No wonder ratings keep sinking.

But people will tune in. To see the dresses, for the spectacle.

Because the truth is in today’s Tower of Babel society we’re looking for unification, we’re looking to connect, be a member of the group. So, if we watch the show we can bitch about it with our friends, be part of the discussion, but this has nothing to do with the movies themselves.

And the show itself is so disconnected from reality that you’ve got to laugh. It’s a mash note to an industry that’s mired in the last century. Sure, there’s nothing like going to see a great movie in a dark theatre, but how many of those are there?

Not many.

The vaunted “La La Land”… Some of the worst buzz on the planet. Rarely does it get a ringing endorsement from the hoi polloi, they shrug their shoulders and say it’s o.k. as Hollywood continues to lose credibility. Because when your must-see is not, it’s hard to get people out for the next flick.

And then there’s the broken business model. Movies think they’re different, that they’re immune. But in an attention economy all the hype is front-loaded for the theatrical release, which few attend, and then months later the VOD and paid streaming releases occur. To tell you the truth, if I could pay and see it right away I’d be much more interested the movies, I’d check more out. Not only is the hype fresh and the desire stoked, it allows me to be part of the conversation, as stated above, it allows me to belong.
######
• _AIM OF THE TASK_:
Answer these questions from the movie industry passage:
(a) What two reasons does the passage give for why people will tune in?
(b) Which movie does the passage say has some of the worst buzz on the planet?
(c) What releases come months after the theatrical release?

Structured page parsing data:
######
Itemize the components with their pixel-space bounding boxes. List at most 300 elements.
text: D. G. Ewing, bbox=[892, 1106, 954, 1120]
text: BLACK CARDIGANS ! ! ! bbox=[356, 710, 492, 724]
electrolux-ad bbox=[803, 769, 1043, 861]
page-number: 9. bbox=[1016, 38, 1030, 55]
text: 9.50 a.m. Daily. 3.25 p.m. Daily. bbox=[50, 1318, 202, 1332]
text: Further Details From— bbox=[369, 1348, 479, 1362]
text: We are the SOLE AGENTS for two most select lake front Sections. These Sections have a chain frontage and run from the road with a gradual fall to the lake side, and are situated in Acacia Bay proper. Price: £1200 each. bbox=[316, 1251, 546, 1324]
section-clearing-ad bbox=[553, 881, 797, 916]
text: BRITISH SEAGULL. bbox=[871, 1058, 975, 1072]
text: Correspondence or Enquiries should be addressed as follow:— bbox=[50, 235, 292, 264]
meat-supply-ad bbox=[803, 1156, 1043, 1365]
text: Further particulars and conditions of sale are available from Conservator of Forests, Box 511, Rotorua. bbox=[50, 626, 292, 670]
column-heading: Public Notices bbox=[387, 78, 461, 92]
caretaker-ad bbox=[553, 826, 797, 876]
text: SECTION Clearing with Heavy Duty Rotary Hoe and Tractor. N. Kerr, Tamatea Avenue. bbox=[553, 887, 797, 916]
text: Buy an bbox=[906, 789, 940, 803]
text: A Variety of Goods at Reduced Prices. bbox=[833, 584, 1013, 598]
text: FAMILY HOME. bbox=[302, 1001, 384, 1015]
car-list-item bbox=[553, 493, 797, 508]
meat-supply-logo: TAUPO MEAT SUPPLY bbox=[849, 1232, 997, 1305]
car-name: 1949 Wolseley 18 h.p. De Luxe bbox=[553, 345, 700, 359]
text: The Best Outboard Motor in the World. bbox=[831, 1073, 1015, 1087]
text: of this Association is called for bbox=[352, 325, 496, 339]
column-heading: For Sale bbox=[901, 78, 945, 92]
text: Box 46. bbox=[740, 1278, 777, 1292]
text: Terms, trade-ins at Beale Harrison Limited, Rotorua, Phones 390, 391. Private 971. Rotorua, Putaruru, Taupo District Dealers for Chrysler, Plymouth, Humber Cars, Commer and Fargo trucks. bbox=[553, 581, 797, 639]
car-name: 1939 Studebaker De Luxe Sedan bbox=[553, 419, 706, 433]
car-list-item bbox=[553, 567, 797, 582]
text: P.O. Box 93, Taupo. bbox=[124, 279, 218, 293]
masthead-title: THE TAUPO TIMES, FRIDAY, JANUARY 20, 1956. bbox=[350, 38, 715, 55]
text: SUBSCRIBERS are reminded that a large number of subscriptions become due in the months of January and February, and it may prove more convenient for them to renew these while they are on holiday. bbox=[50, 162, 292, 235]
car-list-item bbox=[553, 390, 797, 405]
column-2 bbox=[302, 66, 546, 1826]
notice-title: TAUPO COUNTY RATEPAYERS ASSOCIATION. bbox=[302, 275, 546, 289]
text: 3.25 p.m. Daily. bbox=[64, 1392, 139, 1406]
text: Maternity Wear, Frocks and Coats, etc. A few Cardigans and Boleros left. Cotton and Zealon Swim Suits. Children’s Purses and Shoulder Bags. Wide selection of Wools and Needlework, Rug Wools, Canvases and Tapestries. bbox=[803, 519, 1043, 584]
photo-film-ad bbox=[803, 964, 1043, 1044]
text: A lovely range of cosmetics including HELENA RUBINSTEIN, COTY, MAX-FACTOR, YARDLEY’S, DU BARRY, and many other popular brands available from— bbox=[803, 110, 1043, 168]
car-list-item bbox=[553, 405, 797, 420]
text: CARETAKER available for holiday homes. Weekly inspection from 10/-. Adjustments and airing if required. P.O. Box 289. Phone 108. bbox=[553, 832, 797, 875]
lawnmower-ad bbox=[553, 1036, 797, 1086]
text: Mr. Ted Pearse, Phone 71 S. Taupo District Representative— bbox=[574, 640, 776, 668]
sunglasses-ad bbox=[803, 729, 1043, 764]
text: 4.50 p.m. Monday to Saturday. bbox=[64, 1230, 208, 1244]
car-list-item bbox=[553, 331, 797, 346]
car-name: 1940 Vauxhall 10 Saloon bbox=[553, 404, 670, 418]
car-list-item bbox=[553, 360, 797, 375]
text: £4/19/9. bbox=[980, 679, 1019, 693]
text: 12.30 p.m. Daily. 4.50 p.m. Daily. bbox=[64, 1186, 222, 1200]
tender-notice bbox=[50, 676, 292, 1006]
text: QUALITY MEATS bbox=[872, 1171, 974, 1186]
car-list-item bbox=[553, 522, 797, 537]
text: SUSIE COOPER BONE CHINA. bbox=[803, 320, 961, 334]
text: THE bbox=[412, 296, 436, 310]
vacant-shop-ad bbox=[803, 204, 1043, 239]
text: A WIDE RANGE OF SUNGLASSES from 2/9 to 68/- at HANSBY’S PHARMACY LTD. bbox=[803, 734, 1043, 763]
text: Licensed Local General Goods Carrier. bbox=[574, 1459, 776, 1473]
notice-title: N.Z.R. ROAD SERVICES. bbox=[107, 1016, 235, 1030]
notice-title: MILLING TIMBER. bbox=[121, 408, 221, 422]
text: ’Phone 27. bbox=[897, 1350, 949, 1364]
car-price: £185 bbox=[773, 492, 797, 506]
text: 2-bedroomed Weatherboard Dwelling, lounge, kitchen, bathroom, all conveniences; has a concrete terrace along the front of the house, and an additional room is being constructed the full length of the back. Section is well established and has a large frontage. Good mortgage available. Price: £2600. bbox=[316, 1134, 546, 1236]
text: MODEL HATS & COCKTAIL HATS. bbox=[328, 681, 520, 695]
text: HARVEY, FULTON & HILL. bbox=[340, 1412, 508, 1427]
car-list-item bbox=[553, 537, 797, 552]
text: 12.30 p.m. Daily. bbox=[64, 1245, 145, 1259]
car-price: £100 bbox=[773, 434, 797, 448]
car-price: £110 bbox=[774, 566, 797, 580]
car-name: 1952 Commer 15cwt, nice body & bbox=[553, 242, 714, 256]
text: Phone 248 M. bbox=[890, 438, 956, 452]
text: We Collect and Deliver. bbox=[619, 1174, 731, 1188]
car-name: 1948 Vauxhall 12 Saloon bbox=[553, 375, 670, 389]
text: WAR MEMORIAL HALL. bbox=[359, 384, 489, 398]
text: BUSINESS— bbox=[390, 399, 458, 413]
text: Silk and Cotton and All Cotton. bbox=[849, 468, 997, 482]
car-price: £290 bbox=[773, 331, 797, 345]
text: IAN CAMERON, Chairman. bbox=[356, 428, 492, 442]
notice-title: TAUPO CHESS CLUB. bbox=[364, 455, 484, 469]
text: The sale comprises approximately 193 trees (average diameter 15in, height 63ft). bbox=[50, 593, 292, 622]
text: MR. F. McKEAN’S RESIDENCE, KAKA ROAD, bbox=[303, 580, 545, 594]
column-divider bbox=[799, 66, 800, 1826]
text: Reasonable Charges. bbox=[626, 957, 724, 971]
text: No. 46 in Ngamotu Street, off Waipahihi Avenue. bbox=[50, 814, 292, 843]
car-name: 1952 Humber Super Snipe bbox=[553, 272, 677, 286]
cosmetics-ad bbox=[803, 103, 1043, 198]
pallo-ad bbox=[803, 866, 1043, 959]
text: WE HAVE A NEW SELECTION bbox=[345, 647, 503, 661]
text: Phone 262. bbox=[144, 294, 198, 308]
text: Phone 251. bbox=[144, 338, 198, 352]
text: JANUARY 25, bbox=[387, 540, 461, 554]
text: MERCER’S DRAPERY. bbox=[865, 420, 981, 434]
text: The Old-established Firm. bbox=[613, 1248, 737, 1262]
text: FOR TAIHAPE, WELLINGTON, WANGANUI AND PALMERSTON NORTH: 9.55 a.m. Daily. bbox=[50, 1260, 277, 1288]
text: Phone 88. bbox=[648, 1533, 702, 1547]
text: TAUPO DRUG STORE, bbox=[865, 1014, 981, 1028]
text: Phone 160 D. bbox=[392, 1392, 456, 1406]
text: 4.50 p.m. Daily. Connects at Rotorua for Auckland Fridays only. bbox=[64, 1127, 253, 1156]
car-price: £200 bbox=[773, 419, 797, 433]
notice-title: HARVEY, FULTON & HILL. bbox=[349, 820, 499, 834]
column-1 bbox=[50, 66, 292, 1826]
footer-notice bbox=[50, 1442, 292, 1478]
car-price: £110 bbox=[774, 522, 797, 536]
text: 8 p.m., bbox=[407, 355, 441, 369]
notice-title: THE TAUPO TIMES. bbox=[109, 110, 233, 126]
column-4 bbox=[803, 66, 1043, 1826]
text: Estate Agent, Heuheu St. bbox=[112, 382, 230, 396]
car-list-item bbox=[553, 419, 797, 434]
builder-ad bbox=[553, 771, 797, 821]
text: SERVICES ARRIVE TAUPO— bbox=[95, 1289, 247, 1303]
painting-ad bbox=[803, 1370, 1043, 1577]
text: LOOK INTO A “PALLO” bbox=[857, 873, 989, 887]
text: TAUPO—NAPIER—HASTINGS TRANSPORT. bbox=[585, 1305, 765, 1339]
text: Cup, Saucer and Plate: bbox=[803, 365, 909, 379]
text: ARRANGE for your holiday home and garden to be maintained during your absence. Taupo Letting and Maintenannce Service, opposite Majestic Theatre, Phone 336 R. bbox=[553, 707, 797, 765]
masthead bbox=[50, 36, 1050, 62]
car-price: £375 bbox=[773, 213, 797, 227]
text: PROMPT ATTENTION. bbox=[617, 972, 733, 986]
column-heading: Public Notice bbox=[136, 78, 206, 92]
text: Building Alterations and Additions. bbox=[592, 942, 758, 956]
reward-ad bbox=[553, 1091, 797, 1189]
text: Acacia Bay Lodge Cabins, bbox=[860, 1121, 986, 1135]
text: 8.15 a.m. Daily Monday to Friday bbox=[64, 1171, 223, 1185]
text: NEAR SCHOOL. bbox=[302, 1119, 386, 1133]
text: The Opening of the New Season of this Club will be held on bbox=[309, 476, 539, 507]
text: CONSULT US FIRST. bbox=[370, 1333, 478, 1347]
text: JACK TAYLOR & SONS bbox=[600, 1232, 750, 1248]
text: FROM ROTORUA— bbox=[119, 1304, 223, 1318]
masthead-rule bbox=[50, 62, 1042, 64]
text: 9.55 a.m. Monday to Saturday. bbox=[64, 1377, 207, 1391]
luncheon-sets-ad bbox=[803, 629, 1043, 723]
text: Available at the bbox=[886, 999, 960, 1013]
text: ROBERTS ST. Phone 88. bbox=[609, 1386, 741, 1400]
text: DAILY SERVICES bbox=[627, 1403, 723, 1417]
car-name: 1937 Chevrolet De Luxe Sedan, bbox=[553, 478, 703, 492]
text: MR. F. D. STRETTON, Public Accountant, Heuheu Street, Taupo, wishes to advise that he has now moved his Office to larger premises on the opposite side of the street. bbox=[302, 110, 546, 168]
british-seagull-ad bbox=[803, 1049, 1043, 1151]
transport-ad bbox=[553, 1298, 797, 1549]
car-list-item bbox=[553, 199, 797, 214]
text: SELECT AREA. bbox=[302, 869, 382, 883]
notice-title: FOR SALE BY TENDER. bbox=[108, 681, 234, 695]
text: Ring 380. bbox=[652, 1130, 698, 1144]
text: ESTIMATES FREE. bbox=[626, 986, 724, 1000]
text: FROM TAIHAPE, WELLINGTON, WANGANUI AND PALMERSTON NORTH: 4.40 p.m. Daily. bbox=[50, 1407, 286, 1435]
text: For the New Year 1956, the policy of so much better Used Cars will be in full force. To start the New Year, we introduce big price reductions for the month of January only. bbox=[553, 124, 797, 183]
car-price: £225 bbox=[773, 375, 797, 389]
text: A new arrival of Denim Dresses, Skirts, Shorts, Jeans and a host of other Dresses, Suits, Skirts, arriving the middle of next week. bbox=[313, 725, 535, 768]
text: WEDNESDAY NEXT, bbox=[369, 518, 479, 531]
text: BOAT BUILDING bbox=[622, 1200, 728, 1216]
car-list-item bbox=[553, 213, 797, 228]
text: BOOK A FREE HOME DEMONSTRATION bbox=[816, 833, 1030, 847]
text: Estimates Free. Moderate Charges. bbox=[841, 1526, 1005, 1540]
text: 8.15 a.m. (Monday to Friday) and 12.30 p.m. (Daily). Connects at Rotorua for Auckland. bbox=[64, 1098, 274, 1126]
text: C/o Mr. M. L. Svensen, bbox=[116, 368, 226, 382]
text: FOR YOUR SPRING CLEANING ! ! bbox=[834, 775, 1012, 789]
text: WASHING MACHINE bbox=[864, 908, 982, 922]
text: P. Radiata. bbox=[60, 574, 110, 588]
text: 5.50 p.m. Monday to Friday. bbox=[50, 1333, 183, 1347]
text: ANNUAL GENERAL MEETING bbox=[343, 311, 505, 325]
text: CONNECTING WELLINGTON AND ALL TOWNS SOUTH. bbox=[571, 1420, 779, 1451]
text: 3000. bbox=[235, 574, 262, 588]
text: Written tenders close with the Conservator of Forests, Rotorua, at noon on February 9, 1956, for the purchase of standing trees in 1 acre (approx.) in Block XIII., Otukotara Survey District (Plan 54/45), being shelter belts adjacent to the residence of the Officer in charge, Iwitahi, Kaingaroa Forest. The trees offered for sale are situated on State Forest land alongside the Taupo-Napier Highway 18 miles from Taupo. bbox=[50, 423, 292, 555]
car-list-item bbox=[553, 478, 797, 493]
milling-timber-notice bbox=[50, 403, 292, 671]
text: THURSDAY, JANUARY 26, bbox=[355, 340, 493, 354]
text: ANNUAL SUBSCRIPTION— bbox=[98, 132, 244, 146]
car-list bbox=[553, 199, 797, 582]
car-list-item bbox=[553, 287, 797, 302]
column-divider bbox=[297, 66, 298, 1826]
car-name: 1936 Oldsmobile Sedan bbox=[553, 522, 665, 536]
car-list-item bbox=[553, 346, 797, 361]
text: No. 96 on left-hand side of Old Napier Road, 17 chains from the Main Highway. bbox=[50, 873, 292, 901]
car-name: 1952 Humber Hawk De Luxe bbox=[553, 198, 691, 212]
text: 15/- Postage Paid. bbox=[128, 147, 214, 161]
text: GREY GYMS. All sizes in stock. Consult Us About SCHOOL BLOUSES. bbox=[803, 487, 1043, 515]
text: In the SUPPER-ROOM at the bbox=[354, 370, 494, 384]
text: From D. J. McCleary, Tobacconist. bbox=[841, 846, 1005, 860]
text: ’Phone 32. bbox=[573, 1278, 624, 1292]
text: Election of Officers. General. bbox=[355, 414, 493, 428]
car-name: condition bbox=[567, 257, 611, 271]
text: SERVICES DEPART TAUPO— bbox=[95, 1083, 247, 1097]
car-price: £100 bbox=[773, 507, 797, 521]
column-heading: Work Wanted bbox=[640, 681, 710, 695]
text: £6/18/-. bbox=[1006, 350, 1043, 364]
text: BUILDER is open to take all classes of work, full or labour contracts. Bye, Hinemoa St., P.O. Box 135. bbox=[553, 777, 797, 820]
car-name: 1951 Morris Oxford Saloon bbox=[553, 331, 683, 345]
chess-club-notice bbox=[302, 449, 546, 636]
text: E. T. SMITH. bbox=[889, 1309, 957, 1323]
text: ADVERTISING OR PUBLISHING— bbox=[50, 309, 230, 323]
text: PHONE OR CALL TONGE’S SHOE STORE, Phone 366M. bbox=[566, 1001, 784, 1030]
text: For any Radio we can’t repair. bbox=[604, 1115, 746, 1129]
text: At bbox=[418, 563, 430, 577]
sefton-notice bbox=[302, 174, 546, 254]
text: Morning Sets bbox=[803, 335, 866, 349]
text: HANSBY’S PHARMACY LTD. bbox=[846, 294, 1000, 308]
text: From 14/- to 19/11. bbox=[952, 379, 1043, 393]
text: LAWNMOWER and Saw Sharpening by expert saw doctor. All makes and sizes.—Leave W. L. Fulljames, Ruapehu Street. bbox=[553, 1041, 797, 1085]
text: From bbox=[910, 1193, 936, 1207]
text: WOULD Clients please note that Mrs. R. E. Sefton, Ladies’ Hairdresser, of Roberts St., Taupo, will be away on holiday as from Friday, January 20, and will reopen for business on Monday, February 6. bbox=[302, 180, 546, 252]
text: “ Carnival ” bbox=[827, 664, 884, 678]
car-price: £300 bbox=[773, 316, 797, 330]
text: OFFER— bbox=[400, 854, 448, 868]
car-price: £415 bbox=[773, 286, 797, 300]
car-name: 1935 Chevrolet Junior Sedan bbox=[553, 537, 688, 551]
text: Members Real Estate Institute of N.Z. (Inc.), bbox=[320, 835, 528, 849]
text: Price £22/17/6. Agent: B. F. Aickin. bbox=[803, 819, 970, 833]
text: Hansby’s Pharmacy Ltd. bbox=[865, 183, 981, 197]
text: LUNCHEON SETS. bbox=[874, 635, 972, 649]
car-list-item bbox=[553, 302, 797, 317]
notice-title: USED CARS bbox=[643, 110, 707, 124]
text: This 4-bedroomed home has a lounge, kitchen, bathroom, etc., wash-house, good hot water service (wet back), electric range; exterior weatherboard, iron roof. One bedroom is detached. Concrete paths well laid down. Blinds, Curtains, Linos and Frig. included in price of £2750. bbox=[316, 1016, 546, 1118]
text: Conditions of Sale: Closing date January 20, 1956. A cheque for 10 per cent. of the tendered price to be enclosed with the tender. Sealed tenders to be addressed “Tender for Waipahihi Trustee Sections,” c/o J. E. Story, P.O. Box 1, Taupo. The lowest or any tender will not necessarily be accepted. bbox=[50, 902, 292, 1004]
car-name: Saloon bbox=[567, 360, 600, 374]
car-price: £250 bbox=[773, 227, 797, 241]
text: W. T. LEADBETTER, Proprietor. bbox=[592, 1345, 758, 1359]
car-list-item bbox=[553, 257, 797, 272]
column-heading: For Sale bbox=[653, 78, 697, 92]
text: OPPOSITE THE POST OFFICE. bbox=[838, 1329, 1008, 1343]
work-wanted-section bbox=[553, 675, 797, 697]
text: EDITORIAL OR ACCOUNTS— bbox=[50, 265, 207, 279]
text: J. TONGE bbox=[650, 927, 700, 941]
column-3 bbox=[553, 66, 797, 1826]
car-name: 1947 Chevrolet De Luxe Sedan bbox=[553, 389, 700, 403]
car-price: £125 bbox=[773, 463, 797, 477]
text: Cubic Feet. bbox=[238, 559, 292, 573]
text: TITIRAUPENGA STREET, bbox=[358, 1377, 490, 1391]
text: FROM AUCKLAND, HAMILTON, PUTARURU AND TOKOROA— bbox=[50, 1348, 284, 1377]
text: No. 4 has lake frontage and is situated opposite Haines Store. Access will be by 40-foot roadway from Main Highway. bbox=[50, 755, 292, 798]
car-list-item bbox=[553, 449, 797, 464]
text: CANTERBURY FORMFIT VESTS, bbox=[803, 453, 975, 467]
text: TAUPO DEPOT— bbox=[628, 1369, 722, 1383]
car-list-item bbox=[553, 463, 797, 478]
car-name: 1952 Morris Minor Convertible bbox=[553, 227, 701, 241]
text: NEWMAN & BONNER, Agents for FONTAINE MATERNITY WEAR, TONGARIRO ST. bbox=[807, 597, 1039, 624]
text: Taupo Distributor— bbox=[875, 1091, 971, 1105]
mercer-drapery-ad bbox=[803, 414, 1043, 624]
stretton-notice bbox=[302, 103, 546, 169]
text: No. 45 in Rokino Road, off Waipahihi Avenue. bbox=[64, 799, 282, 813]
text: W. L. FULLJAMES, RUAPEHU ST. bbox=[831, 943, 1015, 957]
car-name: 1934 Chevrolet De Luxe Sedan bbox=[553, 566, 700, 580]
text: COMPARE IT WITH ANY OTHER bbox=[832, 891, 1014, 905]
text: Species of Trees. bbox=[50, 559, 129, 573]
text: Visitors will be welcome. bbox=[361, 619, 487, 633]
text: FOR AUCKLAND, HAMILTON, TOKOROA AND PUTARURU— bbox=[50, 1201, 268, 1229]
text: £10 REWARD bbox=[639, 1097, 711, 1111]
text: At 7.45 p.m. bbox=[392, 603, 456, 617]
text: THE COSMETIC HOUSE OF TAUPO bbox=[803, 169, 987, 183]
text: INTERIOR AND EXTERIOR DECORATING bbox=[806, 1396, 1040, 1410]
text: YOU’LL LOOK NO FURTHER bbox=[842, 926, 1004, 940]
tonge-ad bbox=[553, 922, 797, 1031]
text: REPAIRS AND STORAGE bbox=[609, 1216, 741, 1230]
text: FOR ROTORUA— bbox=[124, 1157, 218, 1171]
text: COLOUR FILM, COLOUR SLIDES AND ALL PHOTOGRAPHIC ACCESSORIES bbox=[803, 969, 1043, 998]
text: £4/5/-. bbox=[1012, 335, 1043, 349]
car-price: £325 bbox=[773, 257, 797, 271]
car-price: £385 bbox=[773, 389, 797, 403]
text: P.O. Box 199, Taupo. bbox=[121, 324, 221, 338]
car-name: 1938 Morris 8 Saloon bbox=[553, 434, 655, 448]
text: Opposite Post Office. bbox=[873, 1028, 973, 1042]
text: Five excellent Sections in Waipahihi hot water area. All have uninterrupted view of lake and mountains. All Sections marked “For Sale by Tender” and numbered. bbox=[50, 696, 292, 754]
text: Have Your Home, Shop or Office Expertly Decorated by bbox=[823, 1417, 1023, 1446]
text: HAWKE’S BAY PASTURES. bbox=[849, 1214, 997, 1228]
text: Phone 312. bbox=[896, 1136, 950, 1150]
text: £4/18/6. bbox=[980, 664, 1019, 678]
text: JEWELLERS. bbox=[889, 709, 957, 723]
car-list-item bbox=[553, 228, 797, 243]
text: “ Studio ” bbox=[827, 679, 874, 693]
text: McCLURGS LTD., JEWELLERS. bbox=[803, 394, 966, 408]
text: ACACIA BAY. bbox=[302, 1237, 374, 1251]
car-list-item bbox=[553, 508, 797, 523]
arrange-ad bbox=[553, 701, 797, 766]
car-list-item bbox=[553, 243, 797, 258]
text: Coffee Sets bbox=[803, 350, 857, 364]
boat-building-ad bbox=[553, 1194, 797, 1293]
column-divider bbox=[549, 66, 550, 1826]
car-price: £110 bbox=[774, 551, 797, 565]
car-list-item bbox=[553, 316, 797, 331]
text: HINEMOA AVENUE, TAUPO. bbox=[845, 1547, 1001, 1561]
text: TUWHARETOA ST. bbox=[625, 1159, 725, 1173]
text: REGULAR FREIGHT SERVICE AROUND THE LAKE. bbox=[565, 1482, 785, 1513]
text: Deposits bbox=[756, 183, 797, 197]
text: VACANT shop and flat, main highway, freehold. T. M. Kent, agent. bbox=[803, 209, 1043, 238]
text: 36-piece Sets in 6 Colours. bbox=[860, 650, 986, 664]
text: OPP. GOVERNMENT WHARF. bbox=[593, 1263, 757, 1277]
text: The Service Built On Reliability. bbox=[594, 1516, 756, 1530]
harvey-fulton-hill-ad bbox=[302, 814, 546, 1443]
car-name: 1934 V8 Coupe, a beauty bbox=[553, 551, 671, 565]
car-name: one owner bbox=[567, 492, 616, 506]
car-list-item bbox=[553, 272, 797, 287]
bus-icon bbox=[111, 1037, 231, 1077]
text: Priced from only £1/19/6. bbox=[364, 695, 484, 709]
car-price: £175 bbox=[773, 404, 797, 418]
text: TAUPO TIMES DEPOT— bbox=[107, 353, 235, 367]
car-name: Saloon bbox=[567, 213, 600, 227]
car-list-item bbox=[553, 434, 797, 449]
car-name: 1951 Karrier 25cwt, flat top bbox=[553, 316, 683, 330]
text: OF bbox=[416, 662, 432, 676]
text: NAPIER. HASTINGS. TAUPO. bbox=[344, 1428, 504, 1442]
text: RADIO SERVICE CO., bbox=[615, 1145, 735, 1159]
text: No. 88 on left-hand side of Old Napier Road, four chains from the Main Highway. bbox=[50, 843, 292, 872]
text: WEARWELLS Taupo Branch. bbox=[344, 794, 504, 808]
######
• _WRITTEN SOLUTION_:
(a) To see the dresses and for the spectacle.
(b) "La La Land."
(c) The VOD and paid streaming releases.